• The exercise: Give every line of the material again, exactly as written.

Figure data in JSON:
┏━━
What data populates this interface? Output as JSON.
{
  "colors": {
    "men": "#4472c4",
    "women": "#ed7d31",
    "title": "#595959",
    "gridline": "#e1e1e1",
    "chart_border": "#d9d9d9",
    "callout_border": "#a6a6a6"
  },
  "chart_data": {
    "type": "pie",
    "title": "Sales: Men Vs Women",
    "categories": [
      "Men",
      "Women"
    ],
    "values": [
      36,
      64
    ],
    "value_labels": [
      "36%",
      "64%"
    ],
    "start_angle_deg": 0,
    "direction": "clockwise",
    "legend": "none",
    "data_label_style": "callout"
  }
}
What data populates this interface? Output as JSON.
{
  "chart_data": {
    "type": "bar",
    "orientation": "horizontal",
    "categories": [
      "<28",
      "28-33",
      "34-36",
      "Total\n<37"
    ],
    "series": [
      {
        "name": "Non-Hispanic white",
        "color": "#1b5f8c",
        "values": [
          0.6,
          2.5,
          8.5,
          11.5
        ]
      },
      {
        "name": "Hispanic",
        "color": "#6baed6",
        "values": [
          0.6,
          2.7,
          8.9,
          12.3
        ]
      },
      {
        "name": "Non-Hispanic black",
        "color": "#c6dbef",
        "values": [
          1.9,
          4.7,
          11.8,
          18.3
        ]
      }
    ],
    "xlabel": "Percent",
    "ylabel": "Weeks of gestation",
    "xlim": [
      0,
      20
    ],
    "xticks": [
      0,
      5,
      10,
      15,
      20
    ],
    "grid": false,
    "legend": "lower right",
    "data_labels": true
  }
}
┗━━
• Reply:
What data populates this interface? Output as JSON.
{
  "colors": {
    "men": "#4472c4",
    "women": "#ed7d31",
    "title": "#595959",
    "gridline": "#e1e1e1",
    "chart_border": "#d9d9d9",
    "callout_border": "#a6a6a6"
  },
  "chart_data": {
    "type": "pie",
    "title": "Sales: Men Vs Women",
    "categories": [
      "Men",
      "Women"
    ],
    "values": [
      36,
      64
    ],
    "value_labels": [
      "36%",
      "64%"
    ],
    "start_angle_deg": 0,
    "direction": "clockwise",
    "legend": "none",
    "data_label_style": "callout"
  }
}
What data populates this interface? Output as JSON.
{
  "chart_data": {
    "type": "bar",
    "orientation": "horizontal",
    "categories": [
      "<28",
      "28-33",
      "34-36",
      "Total\n<37"
    ],
    "series": [
      {
        "name": "Non-Hispanic white",
        "color": "#1b5f8c",
        "values": [
          0.6,
          2.5,
          8.5,
          11.5
        ]
      },
      {
        "name": "Hispanic",
        "color": "#6baed6",
        "values": [
          0.6,
          2.7,
          8.9,
          12.3
        ]
      },
      {
        "name": "Non-Hispanic black",
        "color": "#c6dbef",
        "values": [
          1.9,
          4.7,
          11.8,
          18.3
        ]
      }
    ],
    "xlabel": "Percent",
    "ylabel": "Weeks of gestation",
    "xlim": [
      0,
      20
    ],
    "xticks": [
      0,
      5,
      10,
      15,
      20
    ],
    "grid": false,
    "legend": "lower right",
    "data_labels": true
  }
}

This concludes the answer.